==== INPUT FOR THIS TASK ====

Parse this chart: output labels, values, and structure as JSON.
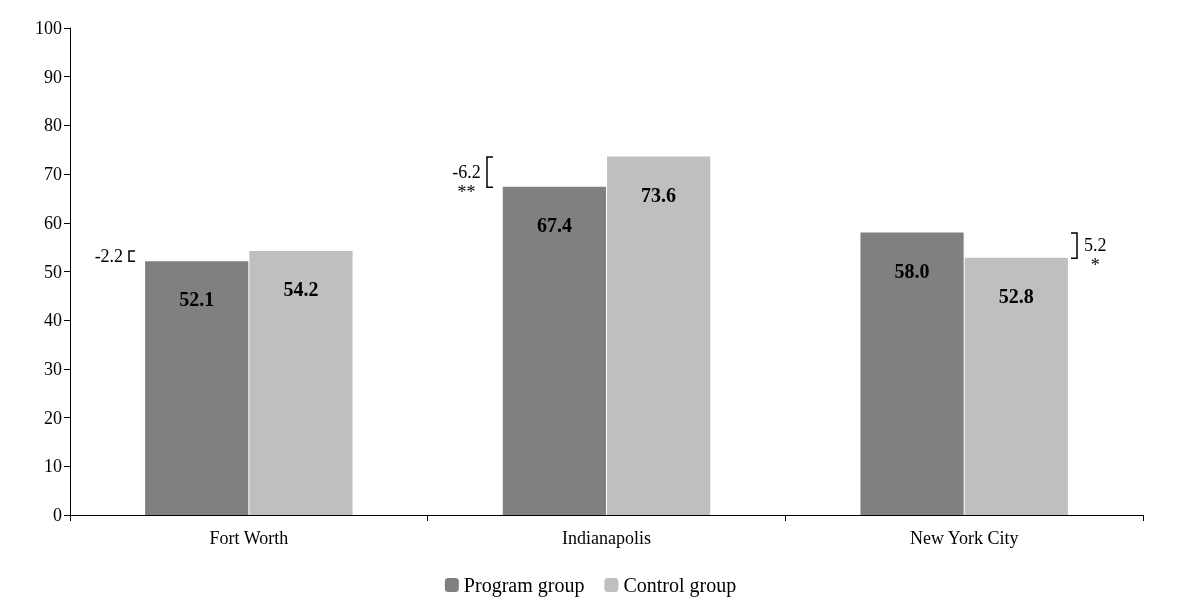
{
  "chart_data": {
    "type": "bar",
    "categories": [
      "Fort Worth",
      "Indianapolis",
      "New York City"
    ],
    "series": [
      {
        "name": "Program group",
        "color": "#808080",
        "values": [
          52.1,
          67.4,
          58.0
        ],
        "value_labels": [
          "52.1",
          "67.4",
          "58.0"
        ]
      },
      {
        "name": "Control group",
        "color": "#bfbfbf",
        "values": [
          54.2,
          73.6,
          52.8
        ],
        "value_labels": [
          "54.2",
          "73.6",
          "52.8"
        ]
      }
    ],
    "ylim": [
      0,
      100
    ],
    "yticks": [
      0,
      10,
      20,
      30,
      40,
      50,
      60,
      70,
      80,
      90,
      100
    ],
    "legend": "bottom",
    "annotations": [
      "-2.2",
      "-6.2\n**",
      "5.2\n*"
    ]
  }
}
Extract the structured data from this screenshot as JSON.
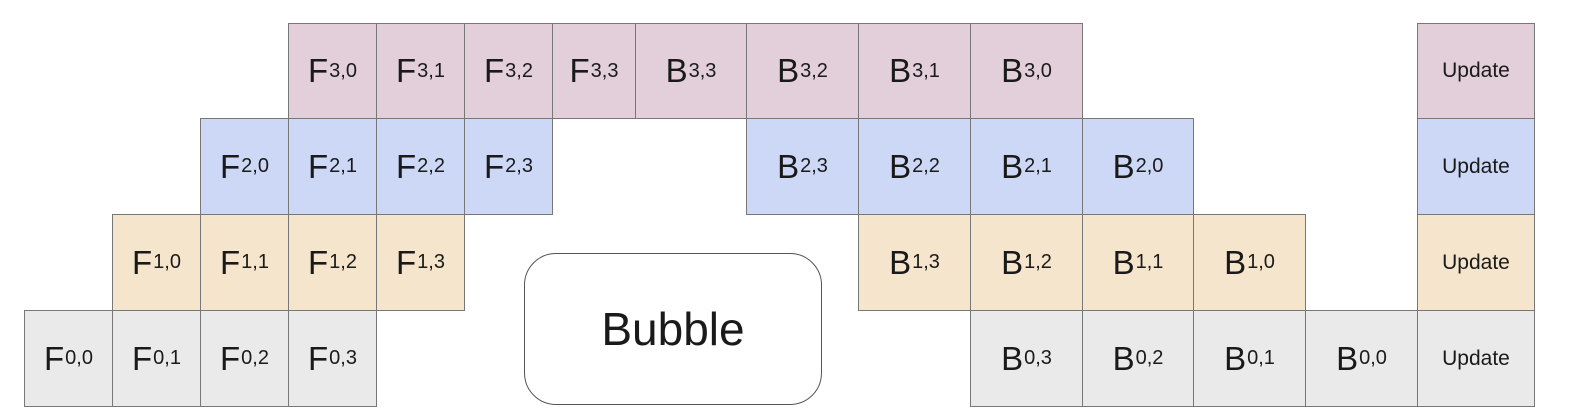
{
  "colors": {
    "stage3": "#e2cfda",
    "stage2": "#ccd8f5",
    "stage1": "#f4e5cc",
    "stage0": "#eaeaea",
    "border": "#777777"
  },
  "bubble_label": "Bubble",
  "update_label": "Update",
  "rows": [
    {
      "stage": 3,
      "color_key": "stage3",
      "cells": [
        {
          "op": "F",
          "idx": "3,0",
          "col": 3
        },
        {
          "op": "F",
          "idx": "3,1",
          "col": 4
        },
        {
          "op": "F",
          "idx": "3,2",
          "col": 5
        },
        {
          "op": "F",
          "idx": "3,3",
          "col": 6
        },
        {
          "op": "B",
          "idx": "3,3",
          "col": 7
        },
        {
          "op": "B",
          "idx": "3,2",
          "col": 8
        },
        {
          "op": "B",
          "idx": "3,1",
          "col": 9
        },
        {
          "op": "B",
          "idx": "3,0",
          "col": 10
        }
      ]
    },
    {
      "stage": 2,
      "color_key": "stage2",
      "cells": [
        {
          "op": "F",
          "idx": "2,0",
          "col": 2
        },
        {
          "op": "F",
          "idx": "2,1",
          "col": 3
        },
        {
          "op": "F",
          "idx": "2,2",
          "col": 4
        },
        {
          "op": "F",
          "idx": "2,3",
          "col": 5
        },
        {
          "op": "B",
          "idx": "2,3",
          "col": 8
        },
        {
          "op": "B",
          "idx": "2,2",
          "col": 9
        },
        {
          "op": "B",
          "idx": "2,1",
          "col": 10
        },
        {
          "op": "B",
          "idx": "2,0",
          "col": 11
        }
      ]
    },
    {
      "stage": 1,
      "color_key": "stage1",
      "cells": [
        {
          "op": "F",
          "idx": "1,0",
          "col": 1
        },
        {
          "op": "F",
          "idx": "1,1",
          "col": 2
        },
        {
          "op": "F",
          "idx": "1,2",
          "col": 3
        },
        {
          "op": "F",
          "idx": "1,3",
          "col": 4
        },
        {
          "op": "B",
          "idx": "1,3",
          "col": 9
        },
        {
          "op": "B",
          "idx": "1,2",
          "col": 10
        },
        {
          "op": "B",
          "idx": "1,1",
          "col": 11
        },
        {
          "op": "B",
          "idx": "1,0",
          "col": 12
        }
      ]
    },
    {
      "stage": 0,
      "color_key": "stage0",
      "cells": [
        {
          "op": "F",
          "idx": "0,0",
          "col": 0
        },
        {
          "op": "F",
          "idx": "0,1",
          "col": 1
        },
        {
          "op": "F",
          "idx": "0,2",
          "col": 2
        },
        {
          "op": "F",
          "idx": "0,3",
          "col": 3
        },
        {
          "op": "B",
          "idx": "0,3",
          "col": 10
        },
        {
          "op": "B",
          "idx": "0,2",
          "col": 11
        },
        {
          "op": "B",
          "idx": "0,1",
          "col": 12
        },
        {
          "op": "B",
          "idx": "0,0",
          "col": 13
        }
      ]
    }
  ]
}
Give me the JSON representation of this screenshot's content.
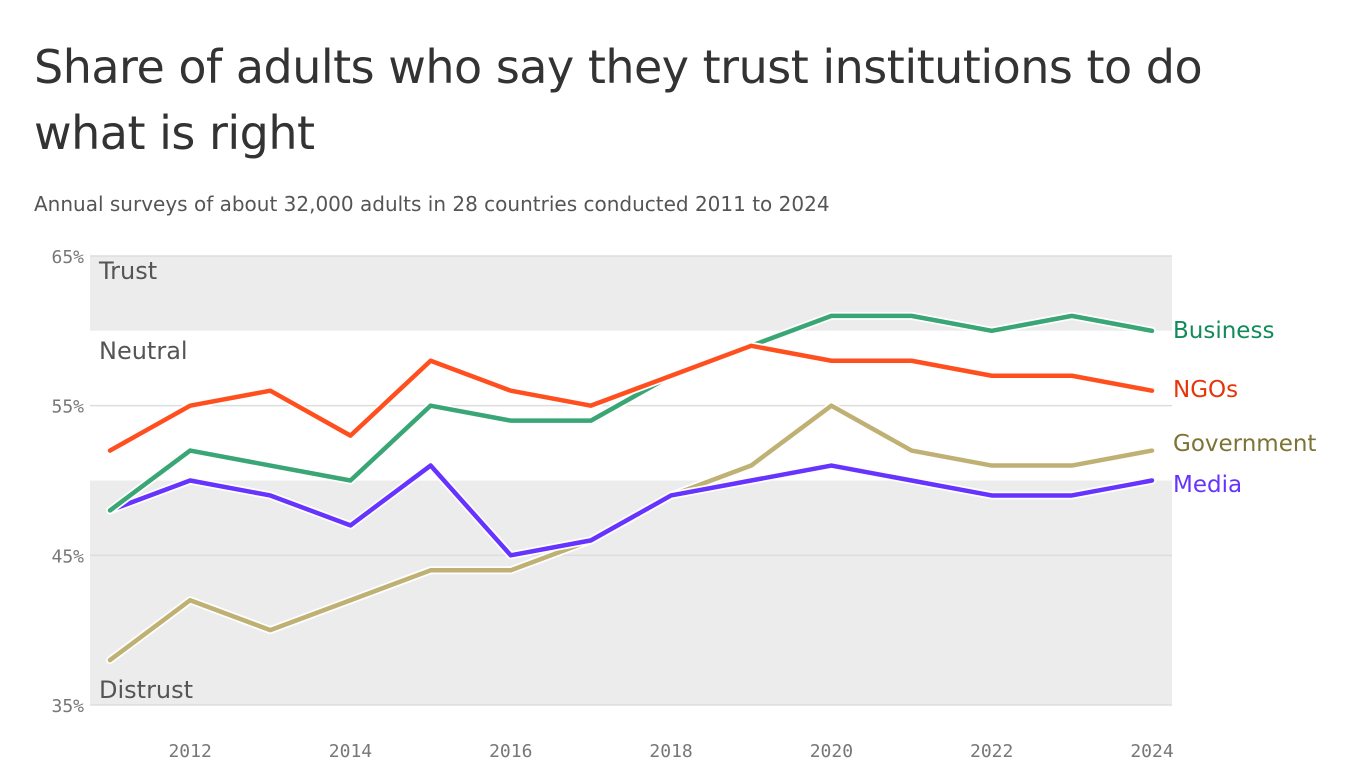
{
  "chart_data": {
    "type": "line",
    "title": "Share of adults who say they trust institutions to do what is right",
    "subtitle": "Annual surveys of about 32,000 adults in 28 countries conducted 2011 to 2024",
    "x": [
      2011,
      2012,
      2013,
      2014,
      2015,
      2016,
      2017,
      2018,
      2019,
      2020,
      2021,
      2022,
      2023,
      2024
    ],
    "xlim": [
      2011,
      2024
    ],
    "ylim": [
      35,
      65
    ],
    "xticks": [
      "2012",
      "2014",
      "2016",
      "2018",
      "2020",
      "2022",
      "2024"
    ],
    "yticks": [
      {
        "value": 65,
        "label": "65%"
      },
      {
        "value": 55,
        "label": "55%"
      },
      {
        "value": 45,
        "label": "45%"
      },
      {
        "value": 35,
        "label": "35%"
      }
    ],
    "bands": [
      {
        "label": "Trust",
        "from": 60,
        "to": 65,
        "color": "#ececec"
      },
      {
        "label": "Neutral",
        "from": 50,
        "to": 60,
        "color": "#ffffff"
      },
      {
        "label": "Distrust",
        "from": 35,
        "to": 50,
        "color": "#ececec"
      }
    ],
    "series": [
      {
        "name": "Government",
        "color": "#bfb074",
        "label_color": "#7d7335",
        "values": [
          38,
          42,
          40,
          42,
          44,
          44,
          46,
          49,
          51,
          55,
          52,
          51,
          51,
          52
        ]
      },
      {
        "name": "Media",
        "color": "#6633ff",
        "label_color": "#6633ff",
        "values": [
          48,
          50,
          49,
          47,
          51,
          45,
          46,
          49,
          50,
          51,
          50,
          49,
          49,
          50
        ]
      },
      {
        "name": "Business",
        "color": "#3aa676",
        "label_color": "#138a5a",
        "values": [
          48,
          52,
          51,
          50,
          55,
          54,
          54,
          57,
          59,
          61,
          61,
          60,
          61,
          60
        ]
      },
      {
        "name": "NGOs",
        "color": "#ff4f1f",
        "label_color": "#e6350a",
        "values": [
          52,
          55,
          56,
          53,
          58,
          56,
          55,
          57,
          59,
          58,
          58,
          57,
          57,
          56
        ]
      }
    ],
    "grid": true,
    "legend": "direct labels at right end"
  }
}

====

== TASK OBJECTIVE ==
Copy all lines from the material that contain "adults".

== EXERCISE OUTPUT ==
    "title": "Share of adults who say they trust institutions to do what is right",
    "subtitle": "Annual surveys of about 32,000 adults in 28 countries conducted 2011 to 2024",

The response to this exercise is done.